How many lines in this data contain the string "Roadrunner"? Reply with the number only.

------ Exercise inputs

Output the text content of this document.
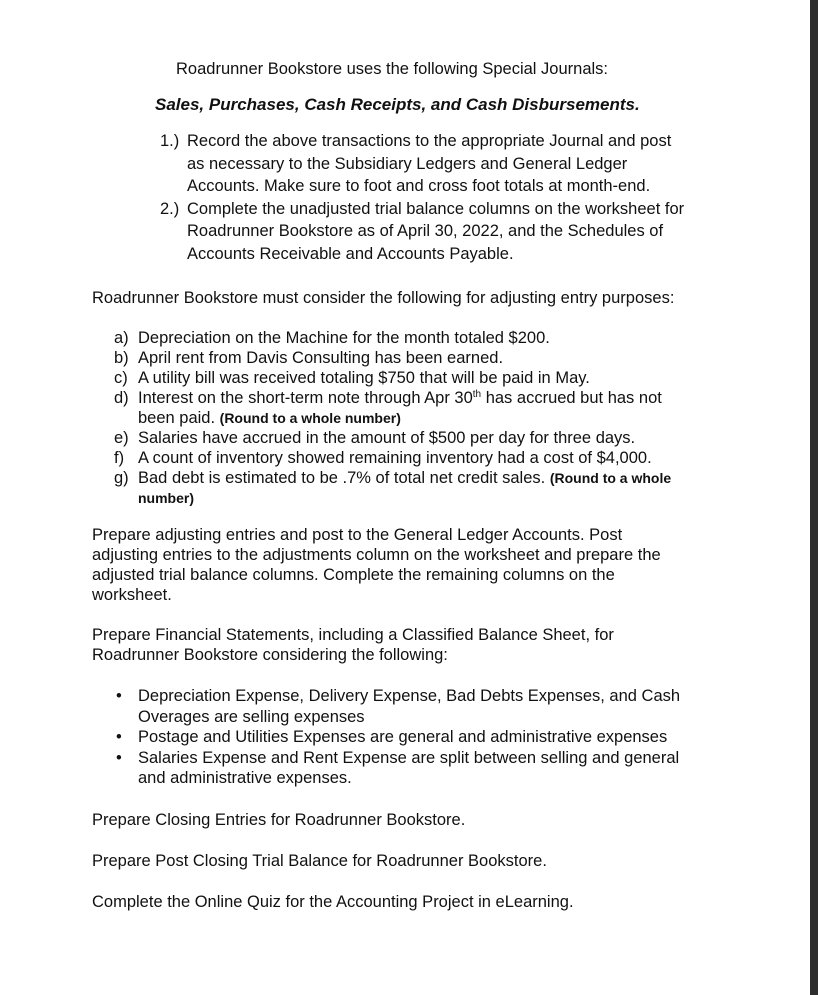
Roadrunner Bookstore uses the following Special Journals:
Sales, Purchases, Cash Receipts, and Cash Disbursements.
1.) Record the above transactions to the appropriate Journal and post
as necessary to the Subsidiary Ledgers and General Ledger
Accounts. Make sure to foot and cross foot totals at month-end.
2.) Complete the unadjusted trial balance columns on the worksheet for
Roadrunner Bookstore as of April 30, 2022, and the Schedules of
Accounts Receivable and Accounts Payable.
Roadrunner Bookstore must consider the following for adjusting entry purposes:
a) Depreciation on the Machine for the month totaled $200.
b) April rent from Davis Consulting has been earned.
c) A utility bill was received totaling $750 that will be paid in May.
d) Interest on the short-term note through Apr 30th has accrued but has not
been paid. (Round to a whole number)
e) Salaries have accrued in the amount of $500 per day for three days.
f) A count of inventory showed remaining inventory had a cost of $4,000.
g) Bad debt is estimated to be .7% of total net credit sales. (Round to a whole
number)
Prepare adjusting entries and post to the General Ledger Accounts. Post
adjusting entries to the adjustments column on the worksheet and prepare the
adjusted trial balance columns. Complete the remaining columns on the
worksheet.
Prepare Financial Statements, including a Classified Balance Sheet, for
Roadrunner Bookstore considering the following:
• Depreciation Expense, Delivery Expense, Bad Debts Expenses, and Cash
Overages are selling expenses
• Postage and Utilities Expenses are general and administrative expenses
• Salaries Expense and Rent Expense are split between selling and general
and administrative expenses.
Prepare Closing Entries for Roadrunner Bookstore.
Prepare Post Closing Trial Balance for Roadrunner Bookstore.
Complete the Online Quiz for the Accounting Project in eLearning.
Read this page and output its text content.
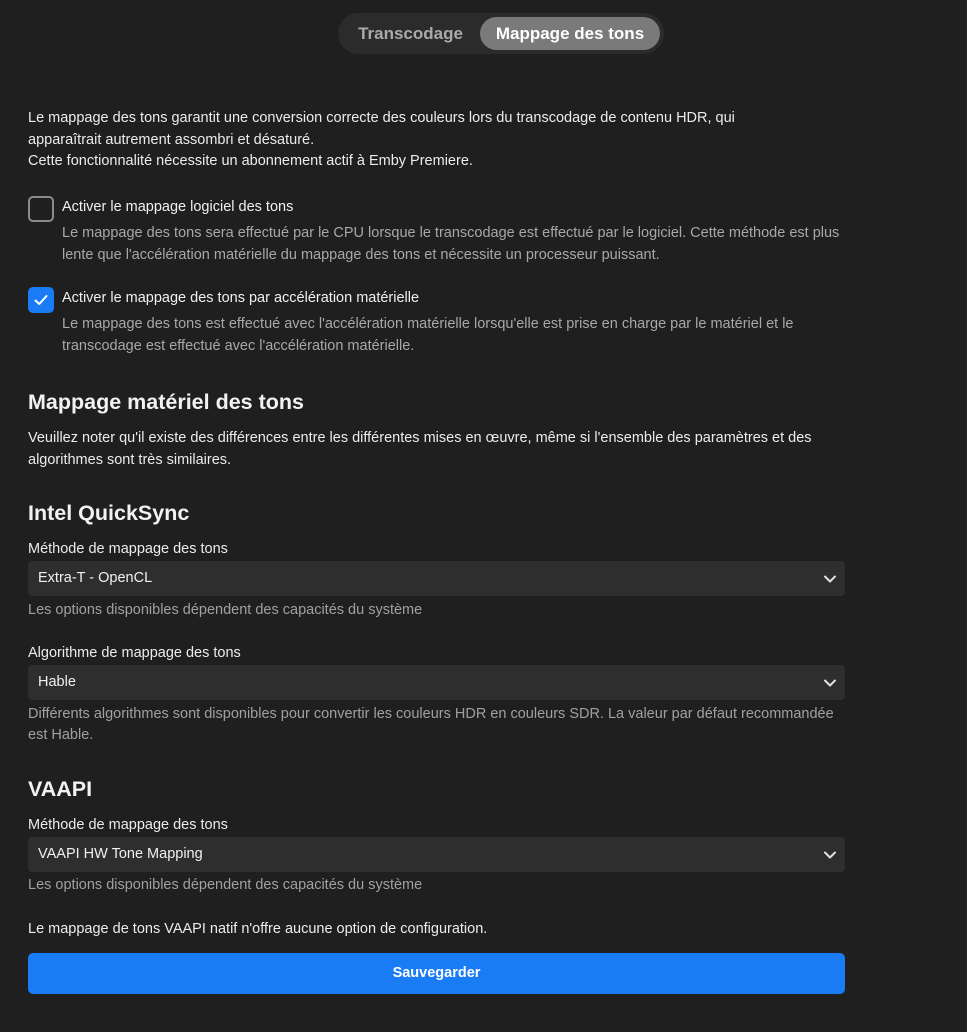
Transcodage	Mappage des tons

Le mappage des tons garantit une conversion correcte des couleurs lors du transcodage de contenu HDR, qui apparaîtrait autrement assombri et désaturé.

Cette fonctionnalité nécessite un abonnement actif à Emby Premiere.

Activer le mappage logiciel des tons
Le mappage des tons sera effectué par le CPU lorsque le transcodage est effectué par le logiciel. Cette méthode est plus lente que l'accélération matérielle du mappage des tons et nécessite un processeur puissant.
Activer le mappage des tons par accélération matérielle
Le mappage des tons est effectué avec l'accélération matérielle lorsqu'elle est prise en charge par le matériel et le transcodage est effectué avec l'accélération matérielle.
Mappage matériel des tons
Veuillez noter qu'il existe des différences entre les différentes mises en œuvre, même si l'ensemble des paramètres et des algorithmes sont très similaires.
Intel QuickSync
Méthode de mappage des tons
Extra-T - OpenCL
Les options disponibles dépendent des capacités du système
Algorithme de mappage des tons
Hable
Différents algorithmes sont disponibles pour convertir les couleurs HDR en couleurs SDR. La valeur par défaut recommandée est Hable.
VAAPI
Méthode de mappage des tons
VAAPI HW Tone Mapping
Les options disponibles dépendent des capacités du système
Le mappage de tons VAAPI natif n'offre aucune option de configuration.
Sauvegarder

------------
------ Exercise inputs

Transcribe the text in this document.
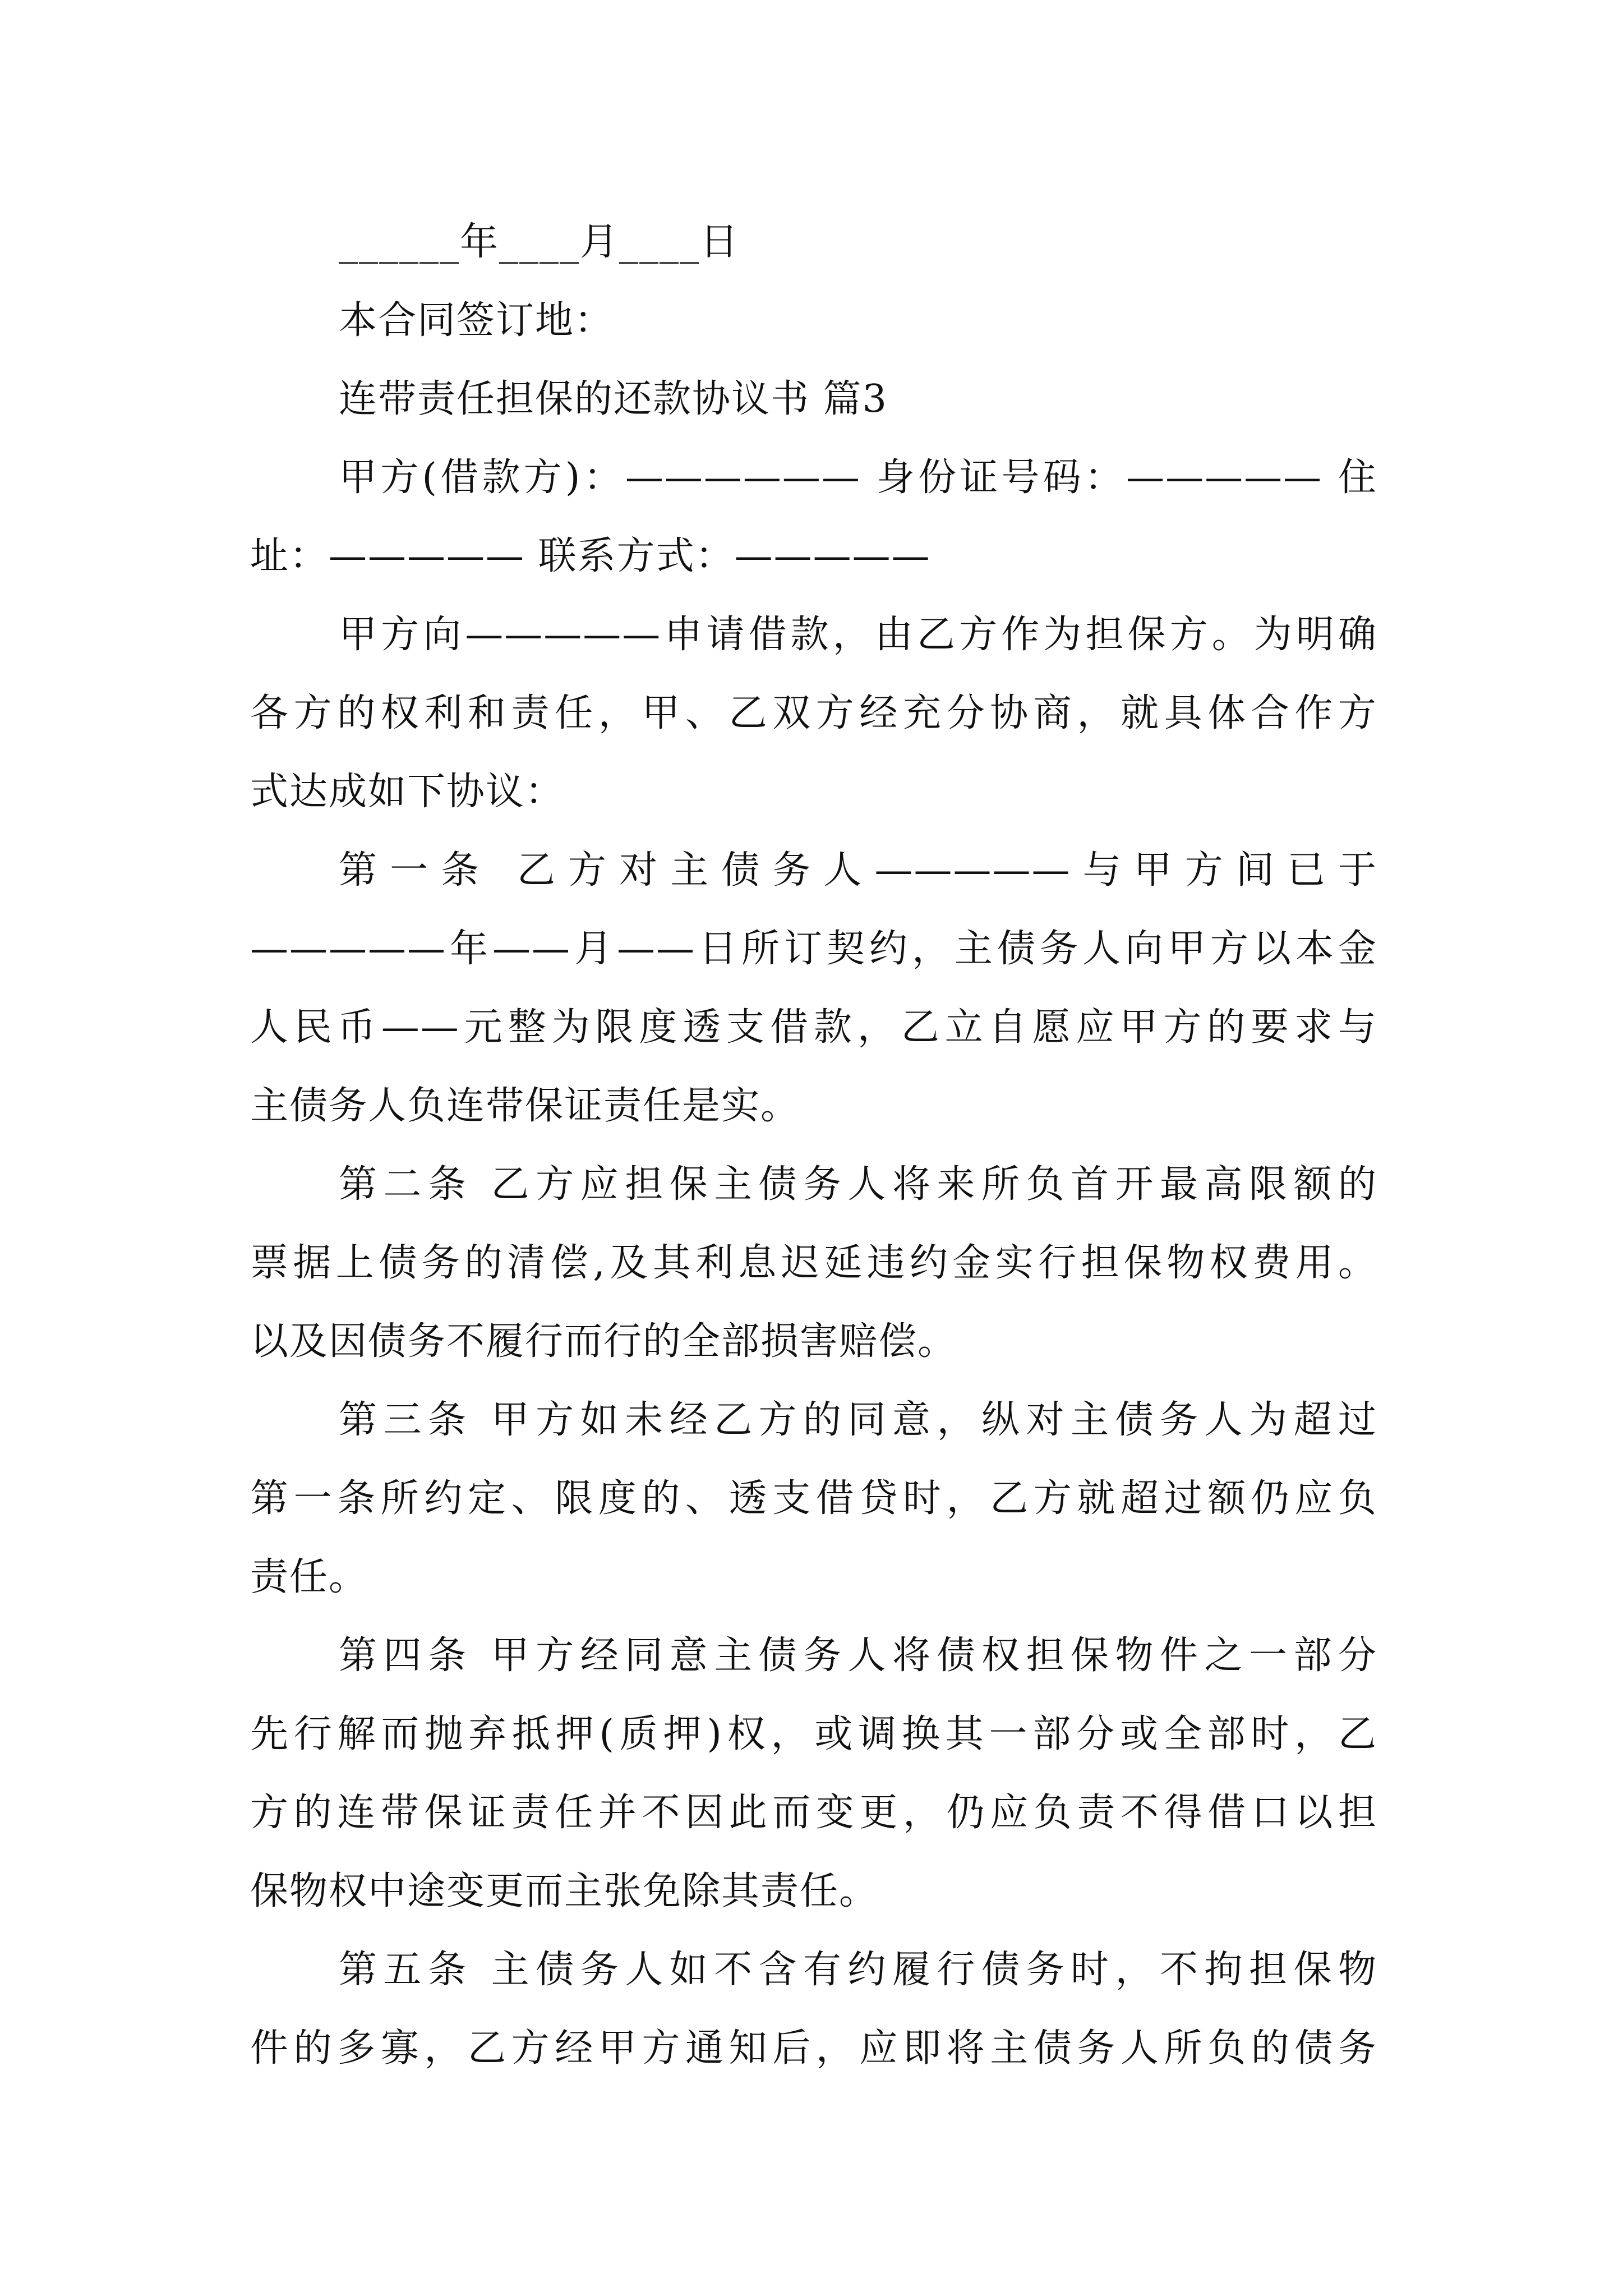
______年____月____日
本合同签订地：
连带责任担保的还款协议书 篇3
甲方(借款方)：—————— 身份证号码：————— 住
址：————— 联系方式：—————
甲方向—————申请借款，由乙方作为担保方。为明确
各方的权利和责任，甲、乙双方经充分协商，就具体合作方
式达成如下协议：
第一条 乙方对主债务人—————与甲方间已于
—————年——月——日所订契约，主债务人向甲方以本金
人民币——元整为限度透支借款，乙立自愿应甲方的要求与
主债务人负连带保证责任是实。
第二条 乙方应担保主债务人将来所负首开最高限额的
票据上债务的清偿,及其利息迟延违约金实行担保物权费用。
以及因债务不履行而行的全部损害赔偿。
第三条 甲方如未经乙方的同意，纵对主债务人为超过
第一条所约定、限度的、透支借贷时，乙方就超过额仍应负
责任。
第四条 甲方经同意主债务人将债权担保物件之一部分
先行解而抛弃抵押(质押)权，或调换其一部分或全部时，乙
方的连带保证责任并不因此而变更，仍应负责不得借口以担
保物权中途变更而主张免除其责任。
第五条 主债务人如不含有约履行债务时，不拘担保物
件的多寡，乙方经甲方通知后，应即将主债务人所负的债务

------------

### Written response
6